> [Instruction]
Retype each line exactly. Skip images.

> [Material for the task]
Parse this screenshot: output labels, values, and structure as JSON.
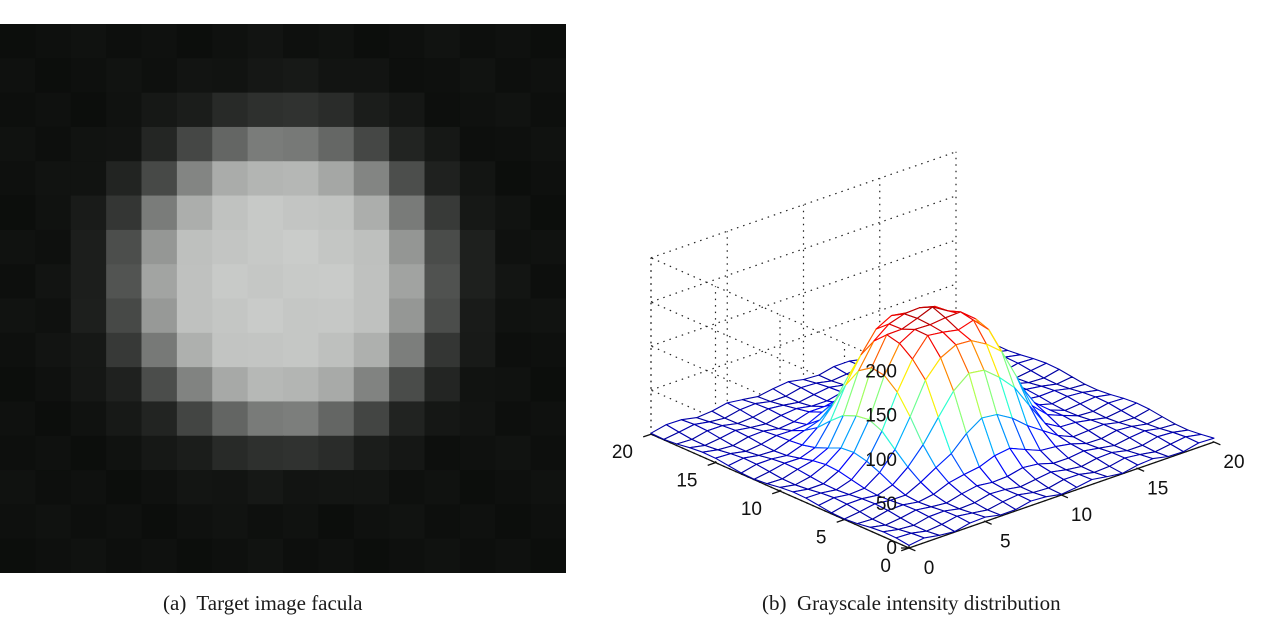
{
  "captions": {
    "a": "(a)  Target image facula",
    "b": "(b)  Grayscale intensity distribution"
  },
  "chart_data": [
    {
      "type": "heatmap",
      "title": "",
      "grid_size": [
        16,
        16
      ],
      "colormap": "gray",
      "value_range": [
        0,
        255
      ],
      "spot_center": [
        7.5,
        7.0
      ],
      "spot_radius_px": 4.2,
      "peak_intensity": 200,
      "background_intensity": 14
    },
    {
      "type": "surface",
      "title": "",
      "xlabel": "",
      "ylabel": "",
      "zlabel": "",
      "x_range": [
        0,
        20
      ],
      "y_range": [
        0,
        20
      ],
      "zlim": [
        0,
        200
      ],
      "x_ticks": [
        0,
        5,
        10,
        15,
        20
      ],
      "y_ticks": [
        0,
        5,
        10,
        15,
        20
      ],
      "z_ticks": [
        0,
        50,
        100,
        150,
        200
      ],
      "grid": true,
      "colormap": "jet",
      "peak_center": [
        9.5,
        9.5
      ],
      "peak_value": 150,
      "plateau_radius": 4.2,
      "edge_width": 1.4,
      "background_value": 3
    }
  ]
}
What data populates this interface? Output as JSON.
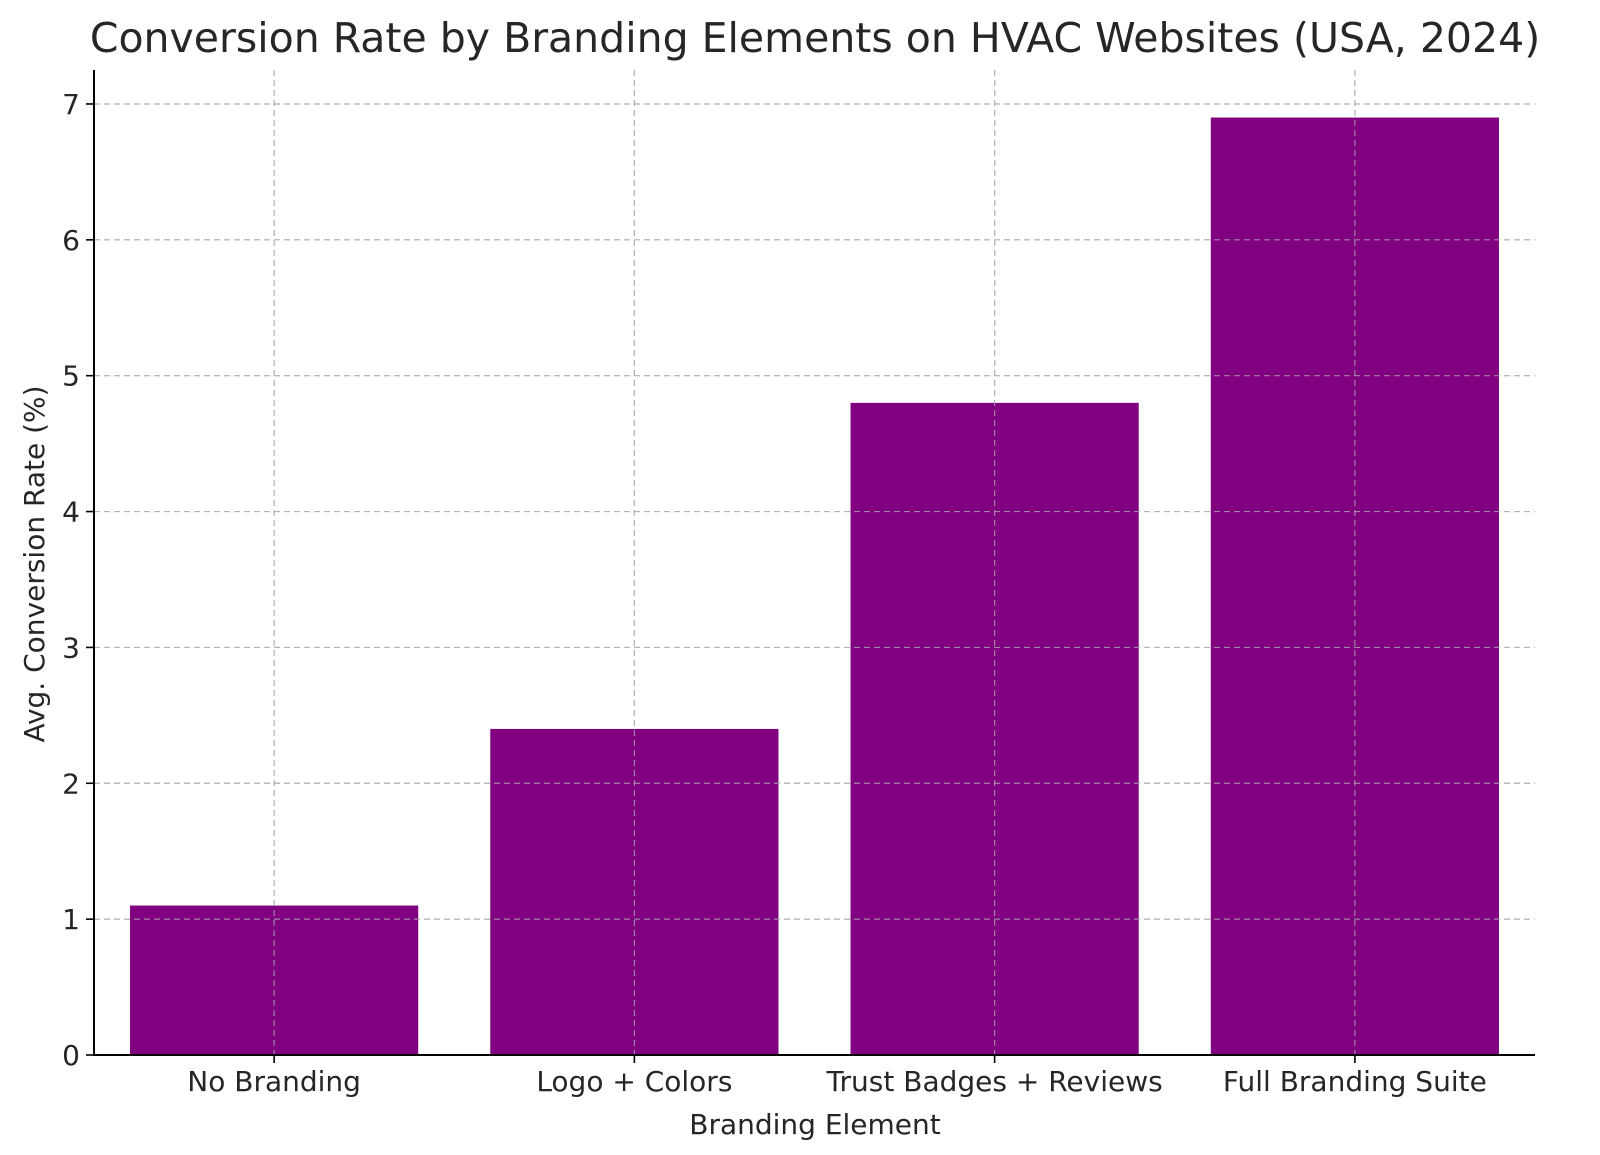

> [Solution to the problem]
Parse this screenshot: output labels, values, and structure as JSON.
{
  "captions": {
    "a": "(a)  Target image facula",
    "b": "(b)  Grayscale intensity distribution"
  },
  "chart_data": [
    {
      "type": "heatmap",
      "title": "",
      "grid_size": [
        16,
        16
      ],
      "colormap": "gray",
      "value_range": [
        0,
        255
      ],
      "spot_center": [
        7.5,
        7.0
      ],
      "spot_radius_px": 4.2,
      "peak_intensity": 200,
      "background_intensity": 14
    },
    {
      "type": "surface",
      "title": "",
      "xlabel": "",
      "ylabel": "",
      "zlabel": "",
      "x_range": [
        0,
        20
      ],
      "y_range": [
        0,
        20
      ],
      "zlim": [
        0,
        200
      ],
      "x_ticks": [
        0,
        5,
        10,
        15,
        20
      ],
      "y_ticks": [
        0,
        5,
        10,
        15,
        20
      ],
      "z_ticks": [
        0,
        50,
        100,
        150,
        200
      ],
      "grid": true,
      "colormap": "jet",
      "peak_center": [
        9.5,
        9.5
      ],
      "peak_value": 150,
      "plateau_radius": 4.2,
      "edge_width": 1.4,
      "background_value": 3
    }
  ]
}
What data populates this interface? Output as JSON.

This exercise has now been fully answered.